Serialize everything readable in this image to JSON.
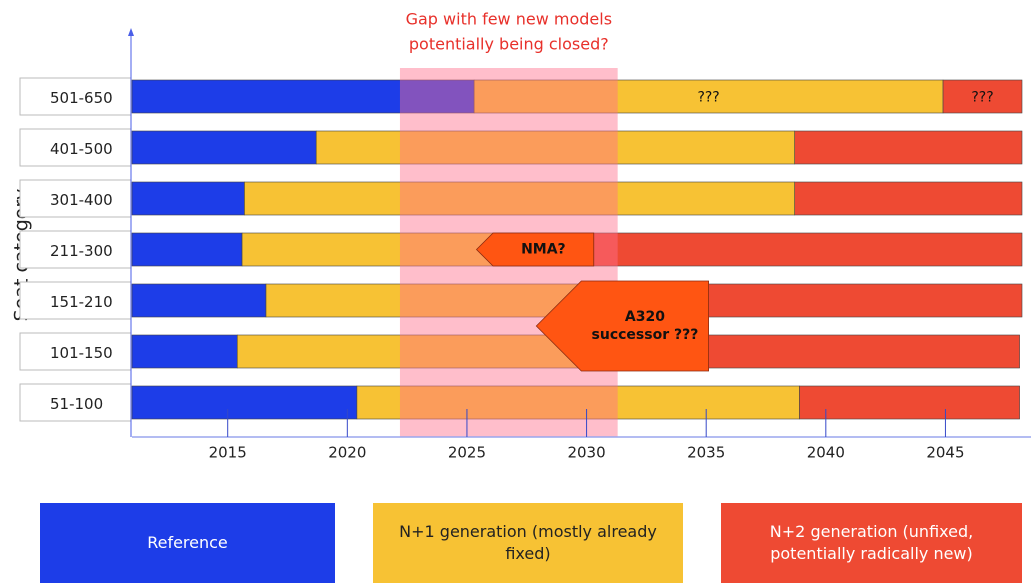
{
  "chart_data": {
    "type": "timeline",
    "y_axis_label": "Seat category",
    "categories": [
      "501-650",
      "401-500",
      "301-400",
      "211-300",
      "151-210",
      "101-150",
      "51-100"
    ],
    "xlim": [
      2011,
      2048.2
    ],
    "xticks": [
      2015,
      2020,
      2025,
      2030,
      2035,
      2040,
      2045
    ],
    "series": [
      {
        "name": "Reference",
        "color": "#1d3de8",
        "values": [
          2025.3,
          2018.7,
          2015.7,
          2015.6,
          2016.6,
          2015.4,
          2020.4
        ]
      },
      {
        "name": "N+1 generation (mostly already fixed)",
        "color": "#f7c234",
        "values": [
          2044.9,
          2038.7,
          2038.7,
          2030.3,
          2035.1,
          2035.0,
          2038.9
        ]
      },
      {
        "name": "N+2 generation (unfixed, potentially radically new)",
        "color": "#ee4a33",
        "values": [
          2048.2,
          2048.2,
          2048.2,
          2048.2,
          2048.2,
          2048.1,
          2048.1
        ]
      }
    ],
    "highlight": {
      "start": 2022.2,
      "end": 2031.3,
      "label": [
        "Gap with few new models",
        "potentially being closed?"
      ]
    },
    "segment_labels": [
      {
        "text": "???",
        "row": 0,
        "series": 1
      },
      {
        "text": "???",
        "row": 0,
        "series": 2
      }
    ],
    "annotations": [
      {
        "text": [
          "NMA?"
        ],
        "rows": [
          3
        ],
        "start": 2025.4,
        "end": 2030.3
      },
      {
        "text": [
          "A320",
          "successor ???"
        ],
        "rows": [
          4,
          5
        ],
        "start": 2027.9,
        "end": 2035.1
      }
    ]
  }
}
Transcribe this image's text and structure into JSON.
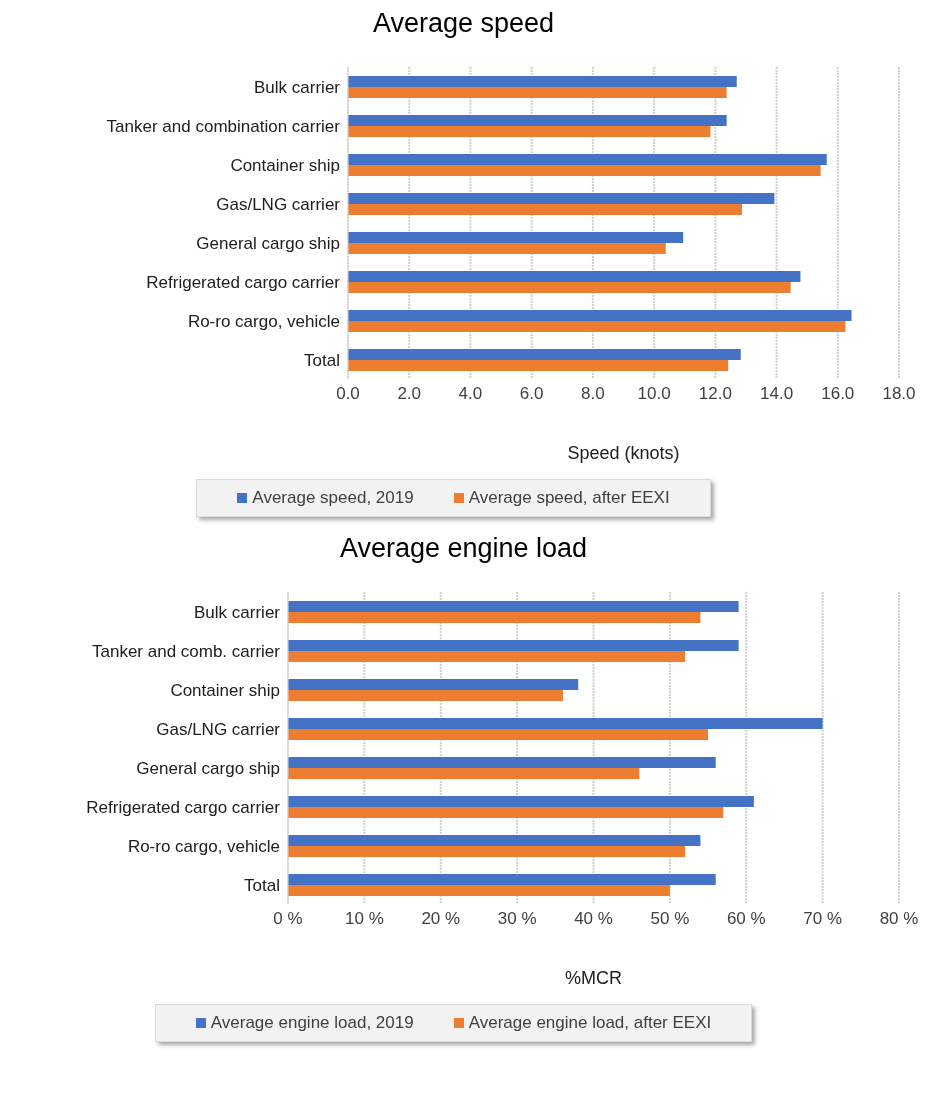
{
  "chart_data": [
    {
      "type": "bar",
      "orientation": "horizontal",
      "title": "Average speed",
      "xlabel": "Speed (knots)",
      "categories": [
        "Bulk carrier",
        "Tanker and combination carrier",
        "Container ship",
        "Gas/LNG carrier",
        "General cargo ship",
        "Refrigerated cargo carrier",
        "Ro-ro cargo, vehicle",
        "Total"
      ],
      "series": [
        {
          "name": "Average speed, 2019",
          "color": "#4472c4",
          "values": [
            12.7,
            12.37,
            15.64,
            13.93,
            10.95,
            14.78,
            16.45,
            12.83
          ]
        },
        {
          "name": "Average speed, after EEXI",
          "color": "#ed7d31",
          "values": [
            12.37,
            11.84,
            15.44,
            12.87,
            10.38,
            14.46,
            16.25,
            12.42
          ]
        }
      ],
      "xlim": [
        0,
        18
      ],
      "xticks": [
        {
          "value": 0,
          "label": "0.0"
        },
        {
          "value": 2,
          "label": "2.0"
        },
        {
          "value": 4,
          "label": "4.0"
        },
        {
          "value": 6,
          "label": "6.0"
        },
        {
          "value": 8,
          "label": "8.0"
        },
        {
          "value": 10,
          "label": "10.0"
        },
        {
          "value": 12,
          "label": "12.0"
        },
        {
          "value": 14,
          "label": "14.0"
        },
        {
          "value": 16,
          "label": "16.0"
        },
        {
          "value": 18,
          "label": "18.0"
        }
      ],
      "grid": "x",
      "legend": "bottom"
    },
    {
      "type": "bar",
      "orientation": "horizontal",
      "title": "Average engine load",
      "xlabel": "%MCR",
      "categories": [
        "Bulk carrier",
        "Tanker and comb. carrier",
        "Container ship",
        "Gas/LNG carrier",
        "General cargo ship",
        "Refrigerated cargo carrier",
        "Ro-ro cargo, vehicle",
        "Total"
      ],
      "series": [
        {
          "name": "Average engine load, 2019",
          "color": "#4472c4",
          "values": [
            59,
            59,
            38,
            70,
            56,
            61,
            54,
            56
          ]
        },
        {
          "name": "Average engine load, after EEXI",
          "color": "#ed7d31",
          "values": [
            54,
            52,
            36,
            55,
            46,
            57,
            52,
            50
          ]
        }
      ],
      "xlim": [
        0,
        80
      ],
      "xticks": [
        {
          "value": 0,
          "label": "0 %"
        },
        {
          "value": 10,
          "label": "10 %"
        },
        {
          "value": 20,
          "label": "20 %"
        },
        {
          "value": 30,
          "label": "30 %"
        },
        {
          "value": 40,
          "label": "40 %"
        },
        {
          "value": 50,
          "label": "50 %"
        },
        {
          "value": 60,
          "label": "60 %"
        },
        {
          "value": 70,
          "label": "70 %"
        },
        {
          "value": 80,
          "label": "80 %"
        }
      ],
      "grid": "x",
      "legend": "bottom"
    }
  ]
}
————
PROBLEM ▸ Leave images out of the retyped records; keep all else exact.

RESPONSE TO THIS TASK ▸
Serialize everything readable in this image to JSON.
{
  "chart_data": {
    "type": "timeline",
    "y_axis_label": "Seat category",
    "categories": [
      "501-650",
      "401-500",
      "301-400",
      "211-300",
      "151-210",
      "101-150",
      "51-100"
    ],
    "xlim": [
      2011,
      2048.2
    ],
    "xticks": [
      2015,
      2020,
      2025,
      2030,
      2035,
      2040,
      2045
    ],
    "series": [
      {
        "name": "Reference",
        "color": "#1d3de8",
        "values": [
          2025.3,
          2018.7,
          2015.7,
          2015.6,
          2016.6,
          2015.4,
          2020.4
        ]
      },
      {
        "name": "N+1 generation (mostly already fixed)",
        "color": "#f7c234",
        "values": [
          2044.9,
          2038.7,
          2038.7,
          2030.3,
          2035.1,
          2035.0,
          2038.9
        ]
      },
      {
        "name": "N+2 generation (unfixed, potentially radically new)",
        "color": "#ee4a33",
        "values": [
          2048.2,
          2048.2,
          2048.2,
          2048.2,
          2048.2,
          2048.1,
          2048.1
        ]
      }
    ],
    "highlight": {
      "start": 2022.2,
      "end": 2031.3,
      "label": [
        "Gap with few new models",
        "potentially being closed?"
      ]
    },
    "segment_labels": [
      {
        "text": "???",
        "row": 0,
        "series": 1
      },
      {
        "text": "???",
        "row": 0,
        "series": 2
      }
    ],
    "annotations": [
      {
        "text": [
          "NMA?"
        ],
        "rows": [
          3
        ],
        "start": 2025.4,
        "end": 2030.3
      },
      {
        "text": [
          "A320",
          "successor ???"
        ],
        "rows": [
          4,
          5
        ],
        "start": 2027.9,
        "end": 2035.1
      }
    ]
  }
}
Transcribe this image's text and structure into JSON.
{
  "chart_data": [
    {
      "type": "bar",
      "orientation": "horizontal",
      "title": "Average speed",
      "xlabel": "Speed (knots)",
      "categories": [
        "Bulk carrier",
        "Tanker and combination carrier",
        "Container ship",
        "Gas/LNG carrier",
        "General cargo ship",
        "Refrigerated cargo carrier",
        "Ro-ro cargo, vehicle",
        "Total"
      ],
      "series": [
        {
          "name": "Average speed, 2019",
          "color": "#4472c4",
          "values": [
            12.7,
            12.37,
            15.64,
            13.93,
            10.95,
            14.78,
            16.45,
            12.83
          ]
        },
        {
          "name": "Average speed, after EEXI",
          "color": "#ed7d31",
          "values": [
            12.37,
            11.84,
            15.44,
            12.87,
            10.38,
            14.46,
            16.25,
            12.42
          ]
        }
      ],
      "xlim": [
        0,
        18
      ],
      "xticks": [
        {
          "value": 0,
          "label": "0.0"
        },
        {
          "value": 2,
          "label": "2.0"
        },
        {
          "value": 4,
          "label": "4.0"
        },
        {
          "value": 6,
          "label": "6.0"
        },
        {
          "value": 8,
          "label": "8.0"
        },
        {
          "value": 10,
          "label": "10.0"
        },
        {
          "value": 12,
          "label": "12.0"
        },
        {
          "value": 14,
          "label": "14.0"
        },
        {
          "value": 16,
          "label": "16.0"
        },
        {
          "value": 18,
          "label": "18.0"
        }
      ],
      "grid": "x",
      "legend": "bottom"
    },
    {
      "type": "bar",
      "orientation": "horizontal",
      "title": "Average engine load",
      "xlabel": "%MCR",
      "categories": [
        "Bulk carrier",
        "Tanker and comb. carrier",
        "Container ship",
        "Gas/LNG carrier",
        "General cargo ship",
        "Refrigerated cargo carrier",
        "Ro-ro cargo, vehicle",
        "Total"
      ],
      "series": [
        {
          "name": "Average engine load, 2019",
          "color": "#4472c4",
          "values": [
            59,
            59,
            38,
            70,
            56,
            61,
            54,
            56
          ]
        },
        {
          "name": "Average engine load, after EEXI",
          "color": "#ed7d31",
          "values": [
            54,
            52,
            36,
            55,
            46,
            57,
            52,
            50
          ]
        }
      ],
      "xlim": [
        0,
        80
      ],
      "xticks": [
        {
          "value": 0,
          "label": "0 %"
        },
        {
          "value": 10,
          "label": "10 %"
        },
        {
          "value": 20,
          "label": "20 %"
        },
        {
          "value": 30,
          "label": "30 %"
        },
        {
          "value": 40,
          "label": "40 %"
        },
        {
          "value": 50,
          "label": "50 %"
        },
        {
          "value": 60,
          "label": "60 %"
        },
        {
          "value": 70,
          "label": "70 %"
        },
        {
          "value": 80,
          "label": "80 %"
        }
      ],
      "grid": "x",
      "legend": "bottom"
    }
  ]
}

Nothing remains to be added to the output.